* **YOUR OBJECTIVE**:
Gather all lines with "since" from the records.

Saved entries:
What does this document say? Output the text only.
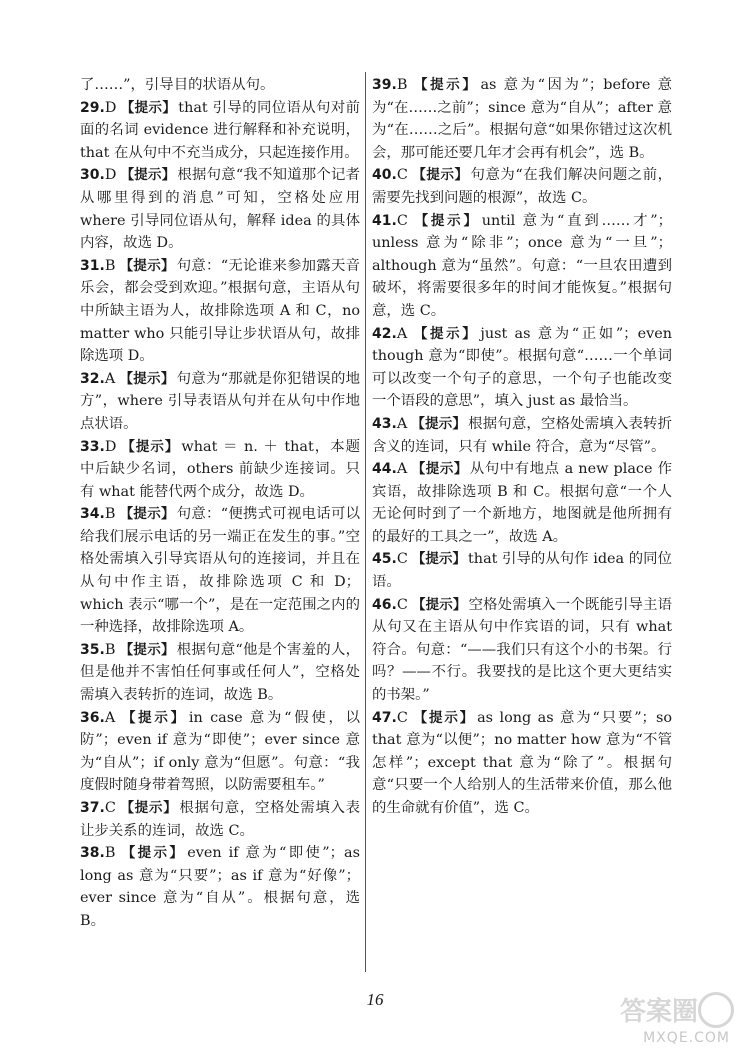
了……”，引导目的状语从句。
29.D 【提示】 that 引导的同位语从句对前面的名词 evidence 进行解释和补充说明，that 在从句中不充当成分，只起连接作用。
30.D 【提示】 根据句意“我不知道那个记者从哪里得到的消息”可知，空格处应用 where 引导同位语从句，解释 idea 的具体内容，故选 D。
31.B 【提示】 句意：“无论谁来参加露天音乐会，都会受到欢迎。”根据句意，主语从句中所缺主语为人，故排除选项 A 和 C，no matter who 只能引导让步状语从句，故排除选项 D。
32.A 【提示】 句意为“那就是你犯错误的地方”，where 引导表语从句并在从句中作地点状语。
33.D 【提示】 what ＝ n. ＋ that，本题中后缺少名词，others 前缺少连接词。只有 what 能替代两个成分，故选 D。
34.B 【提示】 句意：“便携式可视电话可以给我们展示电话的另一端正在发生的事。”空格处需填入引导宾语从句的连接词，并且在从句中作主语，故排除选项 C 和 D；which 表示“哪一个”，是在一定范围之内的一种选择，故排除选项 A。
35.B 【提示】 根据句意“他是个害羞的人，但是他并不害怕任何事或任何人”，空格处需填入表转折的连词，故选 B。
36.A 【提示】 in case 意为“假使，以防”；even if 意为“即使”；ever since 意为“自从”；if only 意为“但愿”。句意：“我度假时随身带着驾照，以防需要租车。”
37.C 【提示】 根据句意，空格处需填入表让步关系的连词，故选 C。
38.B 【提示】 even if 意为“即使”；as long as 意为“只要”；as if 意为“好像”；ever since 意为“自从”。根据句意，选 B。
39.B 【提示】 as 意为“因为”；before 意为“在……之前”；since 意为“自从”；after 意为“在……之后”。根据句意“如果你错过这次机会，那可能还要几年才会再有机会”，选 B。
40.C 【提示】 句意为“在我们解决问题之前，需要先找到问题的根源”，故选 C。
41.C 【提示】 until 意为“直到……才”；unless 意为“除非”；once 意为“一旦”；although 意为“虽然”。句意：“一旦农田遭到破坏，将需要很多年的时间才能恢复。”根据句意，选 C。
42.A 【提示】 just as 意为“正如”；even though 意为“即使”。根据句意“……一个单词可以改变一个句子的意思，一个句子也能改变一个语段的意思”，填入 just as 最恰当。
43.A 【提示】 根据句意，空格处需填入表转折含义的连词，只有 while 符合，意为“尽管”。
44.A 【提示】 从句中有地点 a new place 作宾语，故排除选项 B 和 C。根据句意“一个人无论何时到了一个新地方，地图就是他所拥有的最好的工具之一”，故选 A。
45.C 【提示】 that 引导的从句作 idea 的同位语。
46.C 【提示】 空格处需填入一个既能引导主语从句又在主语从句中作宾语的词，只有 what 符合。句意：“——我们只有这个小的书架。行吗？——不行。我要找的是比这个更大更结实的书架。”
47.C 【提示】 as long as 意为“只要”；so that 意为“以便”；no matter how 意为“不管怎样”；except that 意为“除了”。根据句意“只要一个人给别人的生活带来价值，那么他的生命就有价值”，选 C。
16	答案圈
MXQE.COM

==

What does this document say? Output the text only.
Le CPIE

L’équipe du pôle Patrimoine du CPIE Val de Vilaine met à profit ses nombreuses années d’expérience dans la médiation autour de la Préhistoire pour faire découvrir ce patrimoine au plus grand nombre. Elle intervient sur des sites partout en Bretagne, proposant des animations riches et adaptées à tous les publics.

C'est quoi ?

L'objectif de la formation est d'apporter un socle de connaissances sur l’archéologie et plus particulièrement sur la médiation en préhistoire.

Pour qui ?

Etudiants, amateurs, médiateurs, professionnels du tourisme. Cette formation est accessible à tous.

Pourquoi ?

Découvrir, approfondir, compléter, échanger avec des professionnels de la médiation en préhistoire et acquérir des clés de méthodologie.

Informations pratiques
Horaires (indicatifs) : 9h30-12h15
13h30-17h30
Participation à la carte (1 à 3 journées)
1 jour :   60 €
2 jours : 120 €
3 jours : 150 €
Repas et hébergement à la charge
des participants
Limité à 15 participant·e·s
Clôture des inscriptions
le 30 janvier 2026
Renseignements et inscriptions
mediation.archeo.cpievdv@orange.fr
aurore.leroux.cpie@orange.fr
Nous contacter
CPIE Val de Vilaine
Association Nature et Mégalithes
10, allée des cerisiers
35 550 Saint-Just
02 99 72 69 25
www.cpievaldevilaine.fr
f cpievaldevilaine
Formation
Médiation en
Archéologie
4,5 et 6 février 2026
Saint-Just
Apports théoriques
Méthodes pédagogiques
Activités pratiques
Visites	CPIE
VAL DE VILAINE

* **EXERCISE SOLUTION**:
36.A 【提示】 in case 意为“假使，以防”；even if 意为“即使”；ever since 意为“自从”；if only 意为“但愿”。句意：“我度假时随身带着驾照，以防需要租车。”
38.B 【提示】 even if 意为“即使”；as long as 意为“只要”；as if 意为“好像”；ever since 意为“自从”。根据句意，选 B。
39.B 【提示】 as 意为“因为”；before 意为“在……之前”；since 意为“自从”；after 意为“在……之后”。根据句意“如果你错过这次机会，那可能还要几年才会再有机会”，选 B。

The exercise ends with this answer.